WRITTEN TASK »
Isolate every line in the data with the string "знач" and copy it.

=== INFORMATION PROVIDED ===

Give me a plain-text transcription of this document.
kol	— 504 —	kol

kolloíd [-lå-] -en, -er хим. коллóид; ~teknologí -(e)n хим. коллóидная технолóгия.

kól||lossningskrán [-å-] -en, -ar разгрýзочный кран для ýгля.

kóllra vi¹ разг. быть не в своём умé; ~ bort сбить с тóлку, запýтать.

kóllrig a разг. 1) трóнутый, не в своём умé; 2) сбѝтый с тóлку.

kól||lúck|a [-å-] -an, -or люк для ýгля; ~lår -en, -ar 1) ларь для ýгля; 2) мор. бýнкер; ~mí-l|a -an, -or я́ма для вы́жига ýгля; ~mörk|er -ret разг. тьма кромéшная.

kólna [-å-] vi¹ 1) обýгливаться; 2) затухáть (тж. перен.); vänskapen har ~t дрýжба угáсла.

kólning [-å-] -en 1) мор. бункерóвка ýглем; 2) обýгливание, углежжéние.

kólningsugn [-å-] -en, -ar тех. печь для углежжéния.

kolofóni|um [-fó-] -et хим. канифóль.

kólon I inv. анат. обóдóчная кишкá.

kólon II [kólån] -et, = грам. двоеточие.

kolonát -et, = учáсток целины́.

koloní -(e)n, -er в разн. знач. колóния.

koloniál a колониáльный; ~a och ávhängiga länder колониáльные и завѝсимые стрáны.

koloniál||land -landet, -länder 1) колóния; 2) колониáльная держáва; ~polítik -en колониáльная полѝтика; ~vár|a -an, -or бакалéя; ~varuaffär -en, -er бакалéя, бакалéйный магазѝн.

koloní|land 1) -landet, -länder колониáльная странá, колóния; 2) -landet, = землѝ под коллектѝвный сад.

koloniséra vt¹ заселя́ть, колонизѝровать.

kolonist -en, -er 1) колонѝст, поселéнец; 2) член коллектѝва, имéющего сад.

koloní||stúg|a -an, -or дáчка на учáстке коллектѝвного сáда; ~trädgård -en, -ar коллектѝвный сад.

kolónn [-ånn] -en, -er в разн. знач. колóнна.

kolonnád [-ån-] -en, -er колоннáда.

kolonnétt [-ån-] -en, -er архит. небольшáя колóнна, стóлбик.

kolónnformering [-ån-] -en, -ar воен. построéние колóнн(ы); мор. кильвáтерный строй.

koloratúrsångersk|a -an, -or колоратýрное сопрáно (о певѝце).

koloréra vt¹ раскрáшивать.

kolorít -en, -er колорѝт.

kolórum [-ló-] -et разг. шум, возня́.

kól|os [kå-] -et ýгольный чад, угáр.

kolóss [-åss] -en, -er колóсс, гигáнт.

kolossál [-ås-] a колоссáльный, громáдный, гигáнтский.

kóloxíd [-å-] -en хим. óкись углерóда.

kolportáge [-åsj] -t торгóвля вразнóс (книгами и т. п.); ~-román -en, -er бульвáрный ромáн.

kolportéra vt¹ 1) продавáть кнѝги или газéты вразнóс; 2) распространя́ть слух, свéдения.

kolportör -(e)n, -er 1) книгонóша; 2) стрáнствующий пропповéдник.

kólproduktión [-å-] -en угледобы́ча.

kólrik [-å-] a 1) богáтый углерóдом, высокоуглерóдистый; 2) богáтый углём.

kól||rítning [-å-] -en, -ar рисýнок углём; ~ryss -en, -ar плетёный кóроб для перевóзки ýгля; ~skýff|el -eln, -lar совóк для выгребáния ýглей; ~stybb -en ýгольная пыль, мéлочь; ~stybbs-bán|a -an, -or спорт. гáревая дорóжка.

===

ANSWER TO THE PROBLEM »
koloní -(e)n, -er в разн. знач. колóния.
kolónn [-ånn] -en, -er в разн. знач. колóнна.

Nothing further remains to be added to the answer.